WRITTEN EXERCISE: Reproduce every entry exactly, without alteration.

----

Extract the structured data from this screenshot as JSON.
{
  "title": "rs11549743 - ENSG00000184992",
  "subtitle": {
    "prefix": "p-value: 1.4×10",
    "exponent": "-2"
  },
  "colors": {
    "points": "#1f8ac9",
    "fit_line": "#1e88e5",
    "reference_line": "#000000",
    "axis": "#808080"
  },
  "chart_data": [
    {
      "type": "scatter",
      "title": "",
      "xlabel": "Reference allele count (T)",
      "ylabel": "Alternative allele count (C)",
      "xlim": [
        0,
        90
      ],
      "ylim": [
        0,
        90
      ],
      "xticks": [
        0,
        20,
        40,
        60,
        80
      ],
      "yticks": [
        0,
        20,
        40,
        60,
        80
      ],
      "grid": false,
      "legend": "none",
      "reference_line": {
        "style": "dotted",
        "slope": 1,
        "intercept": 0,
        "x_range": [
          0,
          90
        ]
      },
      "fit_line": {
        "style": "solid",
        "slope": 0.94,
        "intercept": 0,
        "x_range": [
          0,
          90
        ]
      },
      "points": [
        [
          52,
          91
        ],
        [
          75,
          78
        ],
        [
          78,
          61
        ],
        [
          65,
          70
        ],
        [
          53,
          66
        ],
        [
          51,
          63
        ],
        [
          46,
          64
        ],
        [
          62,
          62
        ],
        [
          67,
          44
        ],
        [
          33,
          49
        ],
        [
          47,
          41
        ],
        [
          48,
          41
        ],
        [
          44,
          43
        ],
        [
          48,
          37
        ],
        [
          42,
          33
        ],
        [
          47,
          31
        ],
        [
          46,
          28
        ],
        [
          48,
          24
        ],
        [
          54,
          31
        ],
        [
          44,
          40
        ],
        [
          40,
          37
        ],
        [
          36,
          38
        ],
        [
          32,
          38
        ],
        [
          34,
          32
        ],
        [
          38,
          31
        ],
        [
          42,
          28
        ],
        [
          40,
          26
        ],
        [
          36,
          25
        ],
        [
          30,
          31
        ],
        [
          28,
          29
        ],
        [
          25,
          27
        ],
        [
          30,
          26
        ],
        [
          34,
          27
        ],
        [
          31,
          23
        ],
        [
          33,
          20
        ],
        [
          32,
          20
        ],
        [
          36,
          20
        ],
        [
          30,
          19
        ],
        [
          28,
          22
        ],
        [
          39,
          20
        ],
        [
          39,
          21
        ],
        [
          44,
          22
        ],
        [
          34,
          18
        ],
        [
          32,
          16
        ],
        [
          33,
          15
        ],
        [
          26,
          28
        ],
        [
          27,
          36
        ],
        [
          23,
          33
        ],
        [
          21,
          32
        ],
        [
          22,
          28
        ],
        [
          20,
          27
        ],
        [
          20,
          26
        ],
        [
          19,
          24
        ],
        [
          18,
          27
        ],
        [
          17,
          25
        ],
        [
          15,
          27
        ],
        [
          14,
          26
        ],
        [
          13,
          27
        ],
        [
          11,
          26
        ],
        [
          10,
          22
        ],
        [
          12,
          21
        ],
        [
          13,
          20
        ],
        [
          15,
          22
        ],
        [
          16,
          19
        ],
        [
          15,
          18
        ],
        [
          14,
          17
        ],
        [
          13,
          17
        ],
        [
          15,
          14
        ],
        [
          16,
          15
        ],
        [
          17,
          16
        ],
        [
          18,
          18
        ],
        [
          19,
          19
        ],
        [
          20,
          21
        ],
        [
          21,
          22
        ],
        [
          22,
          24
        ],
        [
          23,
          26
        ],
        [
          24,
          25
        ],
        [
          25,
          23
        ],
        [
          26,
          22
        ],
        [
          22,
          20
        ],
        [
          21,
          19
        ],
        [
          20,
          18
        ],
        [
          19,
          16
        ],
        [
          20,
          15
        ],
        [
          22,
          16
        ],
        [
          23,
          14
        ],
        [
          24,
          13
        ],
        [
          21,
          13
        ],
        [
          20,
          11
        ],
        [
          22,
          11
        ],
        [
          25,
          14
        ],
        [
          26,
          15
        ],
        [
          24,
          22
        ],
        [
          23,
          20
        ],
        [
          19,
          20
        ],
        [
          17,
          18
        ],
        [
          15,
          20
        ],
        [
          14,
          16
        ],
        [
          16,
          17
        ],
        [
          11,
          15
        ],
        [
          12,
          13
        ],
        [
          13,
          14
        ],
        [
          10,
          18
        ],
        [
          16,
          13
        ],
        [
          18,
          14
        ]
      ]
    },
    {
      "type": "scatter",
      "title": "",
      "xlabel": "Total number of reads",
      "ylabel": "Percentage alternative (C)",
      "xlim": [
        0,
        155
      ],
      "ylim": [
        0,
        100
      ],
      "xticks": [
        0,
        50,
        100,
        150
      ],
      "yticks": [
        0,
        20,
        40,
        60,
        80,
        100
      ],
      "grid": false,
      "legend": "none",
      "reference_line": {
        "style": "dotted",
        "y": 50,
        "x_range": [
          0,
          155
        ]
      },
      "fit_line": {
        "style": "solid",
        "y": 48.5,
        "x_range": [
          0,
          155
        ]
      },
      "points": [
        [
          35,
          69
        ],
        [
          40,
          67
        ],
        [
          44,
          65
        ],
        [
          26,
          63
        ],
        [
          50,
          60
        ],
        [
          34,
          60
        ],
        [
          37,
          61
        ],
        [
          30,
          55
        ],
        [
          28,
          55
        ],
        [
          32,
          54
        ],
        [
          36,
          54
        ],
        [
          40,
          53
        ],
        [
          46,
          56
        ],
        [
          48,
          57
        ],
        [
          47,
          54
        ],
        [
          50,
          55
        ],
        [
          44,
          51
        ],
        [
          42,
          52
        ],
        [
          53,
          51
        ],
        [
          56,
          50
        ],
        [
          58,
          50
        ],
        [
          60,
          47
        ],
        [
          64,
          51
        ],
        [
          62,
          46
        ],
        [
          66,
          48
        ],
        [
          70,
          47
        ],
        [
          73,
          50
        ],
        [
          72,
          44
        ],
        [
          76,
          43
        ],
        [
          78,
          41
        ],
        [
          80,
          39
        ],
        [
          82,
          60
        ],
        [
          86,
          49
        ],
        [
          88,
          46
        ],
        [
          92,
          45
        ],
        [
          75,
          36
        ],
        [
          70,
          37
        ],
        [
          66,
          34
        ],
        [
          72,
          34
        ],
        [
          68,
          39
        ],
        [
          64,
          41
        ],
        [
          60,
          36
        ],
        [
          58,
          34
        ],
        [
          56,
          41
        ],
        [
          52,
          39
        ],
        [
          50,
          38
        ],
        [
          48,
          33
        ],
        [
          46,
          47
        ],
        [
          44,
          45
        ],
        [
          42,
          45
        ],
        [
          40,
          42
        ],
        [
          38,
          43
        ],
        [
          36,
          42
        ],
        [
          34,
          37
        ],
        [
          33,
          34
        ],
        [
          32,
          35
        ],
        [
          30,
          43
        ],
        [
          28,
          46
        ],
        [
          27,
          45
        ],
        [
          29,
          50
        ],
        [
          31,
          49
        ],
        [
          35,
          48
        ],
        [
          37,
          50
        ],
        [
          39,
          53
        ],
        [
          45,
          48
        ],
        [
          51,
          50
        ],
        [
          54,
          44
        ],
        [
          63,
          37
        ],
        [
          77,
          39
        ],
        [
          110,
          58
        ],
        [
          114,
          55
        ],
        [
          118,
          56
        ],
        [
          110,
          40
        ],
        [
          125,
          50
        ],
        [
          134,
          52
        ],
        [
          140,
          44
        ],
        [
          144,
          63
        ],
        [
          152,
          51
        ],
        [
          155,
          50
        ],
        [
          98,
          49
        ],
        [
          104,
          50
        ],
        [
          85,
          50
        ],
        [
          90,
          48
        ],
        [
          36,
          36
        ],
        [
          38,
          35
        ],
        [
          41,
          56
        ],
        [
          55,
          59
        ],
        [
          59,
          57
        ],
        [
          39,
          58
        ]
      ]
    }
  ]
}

----

ANSWER TO THE TASK:
Extract the structured data from this screenshot as JSON.
{
  "title": "rs11549743 - ENSG00000184992",
  "subtitle": {
    "prefix": "p-value: 1.4×10",
    "exponent": "-2"
  },
  "colors": {
    "points": "#1f8ac9",
    "fit_line": "#1e88e5",
    "reference_line": "#000000",
    "axis": "#808080"
  },
  "chart_data": [
    {
      "type": "scatter",
      "title": "",
      "xlabel": "Reference allele count (T)",
      "ylabel": "Alternative allele count (C)",
      "xlim": [
        0,
        90
      ],
      "ylim": [
        0,
        90
      ],
      "xticks": [
        0,
        20,
        40,
        60,
        80
      ],
      "yticks": [
        0,
        20,
        40,
        60,
        80
      ],
      "grid": false,
      "legend": "none",
      "reference_line": {
        "style": "dotted",
        "slope": 1,
        "intercept": 0,
        "x_range": [
          0,
          90
        ]
      },
      "fit_line": {
        "style": "solid",
        "slope": 0.94,
        "intercept": 0,
        "x_range": [
          0,
          90
        ]
      },
      "points": [
        [
          52,
          91
        ],
        [
          75,
          78
        ],
        [
          78,
          61
        ],
        [
          65,
          70
        ],
        [
          53,
          66
        ],
        [
          51,
          63
        ],
        [
          46,
          64
        ],
        [
          62,
          62
        ],
        [
          67,
          44
        ],
        [
          33,
          49
        ],
        [
          47,
          41
        ],
        [
          48,
          41
        ],
        [
          44,
          43
        ],
        [
          48,
          37
        ],
        [
          42,
          33
        ],
        [
          47,
          31
        ],
        [
          46,
          28
        ],
        [
          48,
          24
        ],
        [
          54,
          31
        ],
        [
          44,
          40
        ],
        [
          40,
          37
        ],
        [
          36,
          38
        ],
        [
          32,
          38
        ],
        [
          34,
          32
        ],
        [
          38,
          31
        ],
        [
          42,
          28
        ],
        [
          40,
          26
        ],
        [
          36,
          25
        ],
        [
          30,
          31
        ],
        [
          28,
          29
        ],
        [
          25,
          27
        ],
        [
          30,
          26
        ],
        [
          34,
          27
        ],
        [
          31,
          23
        ],
        [
          33,
          20
        ],
        [
          32,
          20
        ],
        [
          36,
          20
        ],
        [
          30,
          19
        ],
        [
          28,
          22
        ],
        [
          39,
          20
        ],
        [
          39,
          21
        ],
        [
          44,
          22
        ],
        [
          34,
          18
        ],
        [
          32,
          16
        ],
        [
          33,
          15
        ],
        [
          26,
          28
        ],
        [
          27,
          36
        ],
        [
          23,
          33
        ],
        [
          21,
          32
        ],
        [
          22,
          28
        ],
        [
          20,
          27
        ],
        [
          20,
          26
        ],
        [
          19,
          24
        ],
        [
          18,
          27
        ],
        [
          17,
          25
        ],
        [
          15,
          27
        ],
        [
          14,
          26
        ],
        [
          13,
          27
        ],
        [
          11,
          26
        ],
        [
          10,
          22
        ],
        [
          12,
          21
        ],
        [
          13,
          20
        ],
        [
          15,
          22
        ],
        [
          16,
          19
        ],
        [
          15,
          18
        ],
        [
          14,
          17
        ],
        [
          13,
          17
        ],
        [
          15,
          14
        ],
        [
          16,
          15
        ],
        [
          17,
          16
        ],
        [
          18,
          18
        ],
        [
          19,
          19
        ],
        [
          20,
          21
        ],
        [
          21,
          22
        ],
        [
          22,
          24
        ],
        [
          23,
          26
        ],
        [
          24,
          25
        ],
        [
          25,
          23
        ],
        [
          26,
          22
        ],
        [
          22,
          20
        ],
        [
          21,
          19
        ],
        [
          20,
          18
        ],
        [
          19,
          16
        ],
        [
          20,
          15
        ],
        [
          22,
          16
        ],
        [
          23,
          14
        ],
        [
          24,
          13
        ],
        [
          21,
          13
        ],
        [
          20,
          11
        ],
        [
          22,
          11
        ],
        [
          25,
          14
        ],
        [
          26,
          15
        ],
        [
          24,
          22
        ],
        [
          23,
          20
        ],
        [
          19,
          20
        ],
        [
          17,
          18
        ],
        [
          15,
          20
        ],
        [
          14,
          16
        ],
        [
          16,
          17
        ],
        [
          11,
          15
        ],
        [
          12,
          13
        ],
        [
          13,
          14
        ],
        [
          10,
          18
        ],
        [
          16,
          13
        ],
        [
          18,
          14
        ]
      ]
    },
    {
      "type": "scatter",
      "title": "",
      "xlabel": "Total number of reads",
      "ylabel": "Percentage alternative (C)",
      "xlim": [
        0,
        155
      ],
      "ylim": [
        0,
        100
      ],
      "xticks": [
        0,
        50,
        100,
        150
      ],
      "yticks": [
        0,
        20,
        40,
        60,
        80,
        100
      ],
      "grid": false,
      "legend": "none",
      "reference_line": {
        "style": "dotted",
        "y": 50,
        "x_range": [
          0,
          155
        ]
      },
      "fit_line": {
        "style": "solid",
        "y": 48.5,
        "x_range": [
          0,
          155
        ]
      },
      "points": [
        [
          35,
          69
        ],
        [
          40,
          67
        ],
        [
          44,
          65
        ],
        [
          26,
          63
        ],
        [
          50,
          60
        ],
        [
          34,
          60
        ],
        [
          37,
          61
        ],
        [
          30,
          55
        ],
        [
          28,
          55
        ],
        [
          32,
          54
        ],
        [
          36,
          54
        ],
        [
          40,
          53
        ],
        [
          46,
          56
        ],
        [
          48,
          57
        ],
        [
          47,
          54
        ],
        [
          50,
          55
        ],
        [
          44,
          51
        ],
        [
          42,
          52
        ],
        [
          53,
          51
        ],
        [
          56,
          50
        ],
        [
          58,
          50
        ],
        [
          60,
          47
        ],
        [
          64,
          51
        ],
        [
          62,
          46
        ],
        [
          66,
          48
        ],
        [
          70,
          47
        ],
        [
          73,
          50
        ],
        [
          72,
          44
        ],
        [
          76,
          43
        ],
        [
          78,
          41
        ],
        [
          80,
          39
        ],
        [
          82,
          60
        ],
        [
          86,
          49
        ],
        [
          88,
          46
        ],
        [
          92,
          45
        ],
        [
          75,
          36
        ],
        [
          70,
          37
        ],
        [
          66,
          34
        ],
        [
          72,
          34
        ],
        [
          68,
          39
        ],
        [
          64,
          41
        ],
        [
          60,
          36
        ],
        [
          58,
          34
        ],
        [
          56,
          41
        ],
        [
          52,
          39
        ],
        [
          50,
          38
        ],
        [
          48,
          33
        ],
        [
          46,
          47
        ],
        [
          44,
          45
        ],
        [
          42,
          45
        ],
        [
          40,
          42
        ],
        [
          38,
          43
        ],
        [
          36,
          42
        ],
        [
          34,
          37
        ],
        [
          33,
          34
        ],
        [
          32,
          35
        ],
        [
          30,
          43
        ],
        [
          28,
          46
        ],
        [
          27,
          45
        ],
        [
          29,
          50
        ],
        [
          31,
          49
        ],
        [
          35,
          48
        ],
        [
          37,
          50
        ],
        [
          39,
          53
        ],
        [
          45,
          48
        ],
        [
          51,
          50
        ],
        [
          54,
          44
        ],
        [
          63,
          37
        ],
        [
          77,
          39
        ],
        [
          110,
          58
        ],
        [
          114,
          55
        ],
        [
          118,
          56
        ],
        [
          110,
          40
        ],
        [
          125,
          50
        ],
        [
          134,
          52
        ],
        [
          140,
          44
        ],
        [
          144,
          63
        ],
        [
          152,
          51
        ],
        [
          155,
          50
        ],
        [
          98,
          49
        ],
        [
          104,
          50
        ],
        [
          85,
          50
        ],
        [
          90,
          48
        ],
        [
          36,
          36
        ],
        [
          38,
          35
        ],
        [
          41,
          56
        ],
        [
          55,
          59
        ],
        [
          59,
          57
        ],
        [
          39,
          58
        ]
      ]
    }
  ]
}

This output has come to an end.